> GIVEN PASSAGE:
• • • • • • •

Paper ID: 686
Title: Convex Tensor Decomposition via Structured Schatten Norm Regularization

Submitted by Assigned_Reviewer_1

Q1: Comments to author(s). First provide a summary of the paper, and then address the following criteria: Quality, clarity, originality and significance. (For detailed reviewing guidelines, see
This paper considers convex norm-regularized optimization approaches for factorization of approximately low-rank tensors. It focuses on a recently proposed "latent" norm approach ([25]), and its comparison to a previously used "overlap" norm approach. Specifically, the paper derives theoretical bounds on the "latent" norm mean-squared-error behavior under several noise assumptions, which compare favorably to the existing analysis on the overlap norm, supporting its better empirically-observed performance in a previous paper. The theory is also confirmed via some numerical simulations. Finally, the paper considers a generalization of both these norms, and proves a duality theorem for it.

The paper is generally easy to follow, and appears to be technically sound (although I haven't checked the proofs in the supplementary material carefully). The results may also be useful for researchers focusing on optimization methods for tensor decompositions. My main issues are that
(i) The results are narrow and of a technical nature, only peripherally related to machine learning, and probably of limited potential impact at NIPS. While the authors make the (justified) case that tensor factorizations can crop up in machine learning, the paper does not attempt to examine the proposed approaches in the context of machine learning problems, either theoretically or experimentally.
(ii) The results seem a bit incremental, and I didn't find them to be particularly surprising (admittedly this is a subjective notion). They seem to provide some additional theoretical backing to a specific recently proposed approach [25], which was already argued empirically to work well. The techniques used also don't seem particularly novel.

A more minor defect is that the upper bounds do not come with any lower bounds. This is potentially dangerous, since the upper bounds are used to compare between different algorithms and argue for the superiority of one over the other.

Additional Comments

- The abstract begins with "We propose a new class of structured Schatten norms for tensors...". However, I think this is slightly misleading. The focus on the paper is devoted to analyzing two existing approaches (overlapped and latent). Unless I missed something, the generalization only comes up by defining it in section 2.1 and proving what is the dual norm (Lemma 1). In particular, no particular algorithms are proposed based on this generalized Schatten norms,
the behavior of such algorithms is not analyzed, nor are they tested experimentally.

• • • • • • •

> GIVEN INFORMATION:
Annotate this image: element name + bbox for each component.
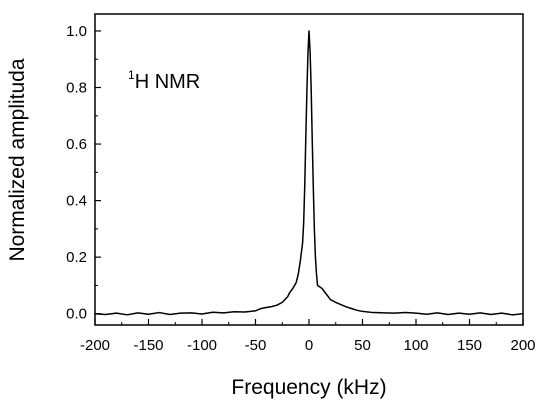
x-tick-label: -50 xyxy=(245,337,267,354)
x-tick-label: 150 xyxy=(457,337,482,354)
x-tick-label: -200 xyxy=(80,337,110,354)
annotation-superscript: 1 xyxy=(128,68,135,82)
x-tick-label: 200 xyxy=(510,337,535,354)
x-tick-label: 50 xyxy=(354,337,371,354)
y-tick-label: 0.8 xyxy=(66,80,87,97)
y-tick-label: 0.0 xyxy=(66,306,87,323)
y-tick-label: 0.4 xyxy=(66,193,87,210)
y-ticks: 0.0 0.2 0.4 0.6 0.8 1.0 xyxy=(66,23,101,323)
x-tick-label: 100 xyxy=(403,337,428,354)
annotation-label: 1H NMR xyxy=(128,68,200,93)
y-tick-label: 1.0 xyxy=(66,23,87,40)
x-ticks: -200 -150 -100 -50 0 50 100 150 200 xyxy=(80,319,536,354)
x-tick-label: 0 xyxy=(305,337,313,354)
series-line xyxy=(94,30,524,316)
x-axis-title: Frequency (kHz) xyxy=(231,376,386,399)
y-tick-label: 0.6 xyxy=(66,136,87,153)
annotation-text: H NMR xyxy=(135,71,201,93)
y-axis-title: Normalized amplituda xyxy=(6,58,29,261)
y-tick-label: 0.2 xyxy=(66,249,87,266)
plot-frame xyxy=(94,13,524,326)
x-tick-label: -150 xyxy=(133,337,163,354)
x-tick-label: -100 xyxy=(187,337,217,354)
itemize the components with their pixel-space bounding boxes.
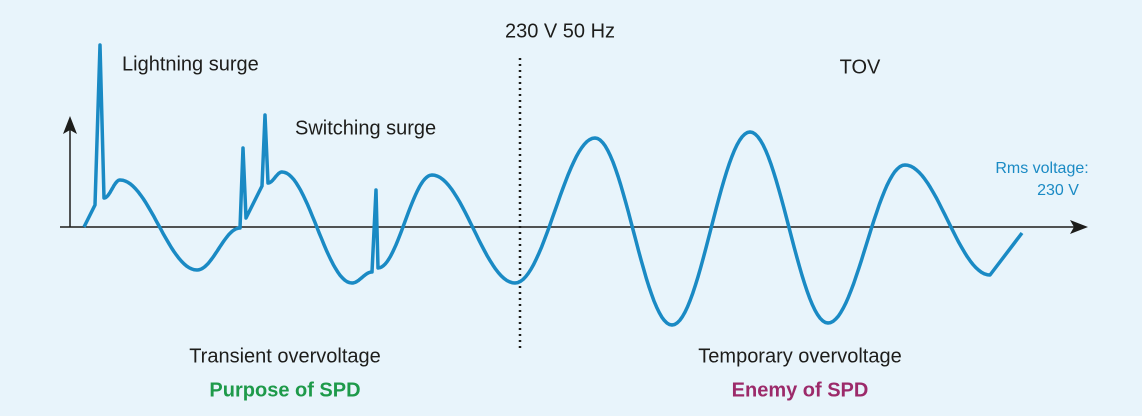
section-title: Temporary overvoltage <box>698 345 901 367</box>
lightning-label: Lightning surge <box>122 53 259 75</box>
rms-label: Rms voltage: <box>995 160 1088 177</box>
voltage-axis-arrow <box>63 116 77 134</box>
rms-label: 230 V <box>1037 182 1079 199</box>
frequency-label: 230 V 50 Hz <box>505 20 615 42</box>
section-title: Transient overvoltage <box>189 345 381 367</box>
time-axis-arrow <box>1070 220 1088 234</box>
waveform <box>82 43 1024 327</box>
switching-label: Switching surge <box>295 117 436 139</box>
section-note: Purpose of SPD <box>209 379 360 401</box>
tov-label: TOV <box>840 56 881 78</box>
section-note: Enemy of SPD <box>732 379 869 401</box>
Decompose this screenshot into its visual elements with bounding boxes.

• • • • • • •

> TASK TO COMPLETE:
Reproduce word for word the part of the review starting with "(ii) The results" and going on through "over the other.". Rely on the review alone, not on the items.

> TASK RESPONSE:
(ii) The results seem a bit incremental, and I didn't find them to be particularly surprising (admittedly this is a subjective notion). They seem to provide some additional theoretical backing to a specific recently proposed approach [25], which was already argued empirically to work well. The techniques used also don't seem particularly novel.

A more minor defect is that the upper bounds do not come with any lower bounds. This is potentially dangerous, since the upper bounds are used to compare between different algorithms and argue for the superiority of one over the other.